======== ESTRATTO DEL TESTO

7 dicembre 2011

Mons. Gherardini sull’importanza e i limiti del Magistero autentico

Il Coetus Internationalis Patrum in piazza S. Pietro


Disputationes Theologicae ha chiesto a Mons. Brunero Gherardini un contributo sulla nozione di Magistero autentico e sui suoi eventuali limiti. L’illustre docente emerito all’Università del Papa, decano della facoltà di teologia, che già è intervenuto su queste colonne qualificando l’insegnamento costituito dal Concilio Vaticano II, apporta ora più ampiamente, in maniera agile e profonda, alcune precisazioni,  richiamando l’attenzione su alcune distinzioni spesso omesse. Tale richiamo è in consonanza con quanto rilevato negli anni ‘70 da S. Ecc. Mons. De Castro Mayer, allora ordinario di Campos, a conclusione dello studio teologico sulla libertà religiosa da lui inviato a S.S. il Papa Paolo VI (che non lo condannò): c’è un caso specifico in cui un insegnamento non è vincolante in coscienza, pur essendo un atto di Magistero autentico, quando vi sia una dissonanza rispetto a quanto già dalla Chiesa lungamente insegnato.

================

> [CONSEGNA 1]:
Riassumi in forma più breve il paragrafo dell'estratto sul Magistero autentico che comincia con "Disputationes Theologicae ha chiesto", mantenendone i fatti principali.
> [CONSEGNA 2]:
Scrivi il seguito dell'estratto sul Magistero autentico, riprendendo subito dopo la sua ultima frase.

======== MATERIALE FORNITO

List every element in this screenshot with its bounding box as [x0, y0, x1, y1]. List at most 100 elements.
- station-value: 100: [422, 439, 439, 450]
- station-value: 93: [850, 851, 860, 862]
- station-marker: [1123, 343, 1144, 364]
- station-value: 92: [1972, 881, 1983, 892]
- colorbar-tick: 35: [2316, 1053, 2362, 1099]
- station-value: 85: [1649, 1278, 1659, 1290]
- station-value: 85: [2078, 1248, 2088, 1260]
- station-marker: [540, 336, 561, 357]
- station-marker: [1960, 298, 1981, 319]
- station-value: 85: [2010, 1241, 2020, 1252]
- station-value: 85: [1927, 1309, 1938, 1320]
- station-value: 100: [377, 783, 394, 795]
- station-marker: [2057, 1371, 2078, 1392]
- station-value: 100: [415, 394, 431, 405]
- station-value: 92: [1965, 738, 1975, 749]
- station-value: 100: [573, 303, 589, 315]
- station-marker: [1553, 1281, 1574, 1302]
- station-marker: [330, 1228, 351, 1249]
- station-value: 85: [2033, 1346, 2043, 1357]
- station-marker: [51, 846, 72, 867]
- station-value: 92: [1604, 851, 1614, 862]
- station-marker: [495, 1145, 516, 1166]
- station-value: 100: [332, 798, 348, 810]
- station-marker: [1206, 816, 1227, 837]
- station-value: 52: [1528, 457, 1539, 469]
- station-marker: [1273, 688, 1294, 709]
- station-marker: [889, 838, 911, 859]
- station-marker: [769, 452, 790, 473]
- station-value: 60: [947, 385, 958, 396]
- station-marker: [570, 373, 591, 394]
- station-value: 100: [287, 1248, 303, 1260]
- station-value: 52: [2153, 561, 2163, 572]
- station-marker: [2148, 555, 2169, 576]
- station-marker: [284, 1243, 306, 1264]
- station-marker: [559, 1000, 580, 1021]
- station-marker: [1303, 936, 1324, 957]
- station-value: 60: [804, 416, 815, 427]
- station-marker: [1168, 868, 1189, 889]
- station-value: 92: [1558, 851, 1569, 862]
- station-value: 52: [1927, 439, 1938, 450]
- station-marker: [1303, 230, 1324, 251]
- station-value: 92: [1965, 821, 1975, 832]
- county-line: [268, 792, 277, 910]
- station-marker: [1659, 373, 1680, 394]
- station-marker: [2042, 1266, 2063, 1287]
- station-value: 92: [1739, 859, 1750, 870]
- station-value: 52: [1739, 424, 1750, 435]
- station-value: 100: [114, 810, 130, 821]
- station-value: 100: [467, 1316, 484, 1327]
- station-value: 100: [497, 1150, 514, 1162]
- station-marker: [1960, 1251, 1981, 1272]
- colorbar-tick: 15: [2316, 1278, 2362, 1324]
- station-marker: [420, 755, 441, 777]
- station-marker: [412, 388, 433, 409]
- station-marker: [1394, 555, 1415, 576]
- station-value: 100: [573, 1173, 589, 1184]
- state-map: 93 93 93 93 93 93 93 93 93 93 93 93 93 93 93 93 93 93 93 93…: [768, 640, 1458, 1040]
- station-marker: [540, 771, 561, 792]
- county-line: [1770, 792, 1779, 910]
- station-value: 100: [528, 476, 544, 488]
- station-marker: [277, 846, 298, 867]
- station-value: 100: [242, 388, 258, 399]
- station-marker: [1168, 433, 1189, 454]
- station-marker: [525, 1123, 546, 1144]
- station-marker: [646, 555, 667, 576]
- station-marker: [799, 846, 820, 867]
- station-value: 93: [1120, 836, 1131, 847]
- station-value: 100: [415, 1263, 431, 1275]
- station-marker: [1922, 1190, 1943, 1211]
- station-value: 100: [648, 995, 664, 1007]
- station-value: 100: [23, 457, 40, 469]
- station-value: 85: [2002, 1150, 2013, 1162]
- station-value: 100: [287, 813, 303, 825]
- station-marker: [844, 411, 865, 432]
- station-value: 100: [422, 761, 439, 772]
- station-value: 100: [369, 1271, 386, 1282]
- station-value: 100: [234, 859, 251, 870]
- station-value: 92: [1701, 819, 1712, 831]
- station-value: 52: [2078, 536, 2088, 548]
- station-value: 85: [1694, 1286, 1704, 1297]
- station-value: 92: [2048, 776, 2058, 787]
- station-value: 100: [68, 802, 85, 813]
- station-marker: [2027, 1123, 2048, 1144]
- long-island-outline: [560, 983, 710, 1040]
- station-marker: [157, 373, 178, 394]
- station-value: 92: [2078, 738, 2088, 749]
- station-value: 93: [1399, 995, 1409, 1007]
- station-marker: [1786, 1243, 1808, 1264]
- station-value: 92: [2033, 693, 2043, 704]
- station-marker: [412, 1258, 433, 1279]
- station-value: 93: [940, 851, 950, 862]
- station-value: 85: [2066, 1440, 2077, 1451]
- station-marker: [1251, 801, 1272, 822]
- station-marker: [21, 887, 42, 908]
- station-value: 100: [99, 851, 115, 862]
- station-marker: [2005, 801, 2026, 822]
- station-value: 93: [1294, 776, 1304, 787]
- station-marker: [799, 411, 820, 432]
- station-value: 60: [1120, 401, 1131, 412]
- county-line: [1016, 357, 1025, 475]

================

> [RISULTATO DELL'ESERCIZIO 1]:
Disputationes Theologicae ha chiesto a Mons. Brunero Gherardini, docente emerito all'Università del Papa e decano della facoltà di teologia, un contributo sul Magistero autentico e sui suoi eventuali limiti. Gherardini, già intervenuto sulle stesse colonne a proposito del Concilio Vaticano II, offre ora precisazioni su distinzioni spesso omesse. Il suo richiamo concorda con quanto osservato negli anni '70 da Mons. De Castro Mayer, allora ordinario di Campos, nello studio sulla libertà religiosa inviato a Paolo VI, che non lo condannò. Secondo tale studio, un atto di Magistero autentico non vincola in coscienza quando è in dissonanza con quanto la Chiesa ha lungamente insegnato.

> [RISULTATO DELL'ESERCIZIO 2]:
La Redazione




Chiesa-Tradizione-Magistero

di Mons. Brunero Gherardini


            La grande celebrazione cinquantenaria è iniziata. Non s’è ancor al tam-tam, ma lo s’avverte nell’aria. Il cinquantenario del Vaticano II darà la stura a quanto di più superlativo, in fatto di giudizi elogiativi, sarà possibile escogitare. Della sobrietà ch’era stata richiesta, come atteggiamento e come momento di riflessione e d’analisi per una valutazione più criticamente approfondita dell’evento conciliare, neanche l’ombra. Già si procede a ruota libera nel dir e ripetere quello che da cinquant’anni si va dicendo e ripetendo: il Vaticano II è il punto culminante della Tradizione e la sua stessa sintesi. Congressi internazionali sul più grande e più significativo fra tutt’i Concili ecumenici son già programmati; altri, di maggiore o di minore portata, lo saranno strada facendo. E, sull’argomento, la saggistica s’arricchisce di giorno in giorno. L’Osservatore Romano, ovviamente, fa la sua parte e batte soprattutto sul tasto dell’adesione dovuta al Magistero (2/12/2011, p. 6): il Vaticano II è un atto di Magistero, quindi… La ragione addotta è che ogni atto di Magistero va recepito da Pastori che, a motivo della successione apostolica, parlano con il carisma della verità (DV 8), con l’autorità di Cristo (LG 25), alla luce dello Spirito Santo (ibid.).
            A parte il fatto di provare il Magistero del Vaticano II con il Vaticano II, che un tempo si chiamava petitio principii, sembra evidente che un tal modo di procedere parte dalla premessa del Magistero come assoluto, soggetto indipendente da tutto e da tutti, tranne che dalla successione apostolica e dall’assistenza dello Spirito Santo. Ora, se della successione apostolica garantisce la legittimità della sacra ordinazione, difficile appare stabilire chi garantisca l’intervento dello Spirito Santo, nei termini in cui se ne parla.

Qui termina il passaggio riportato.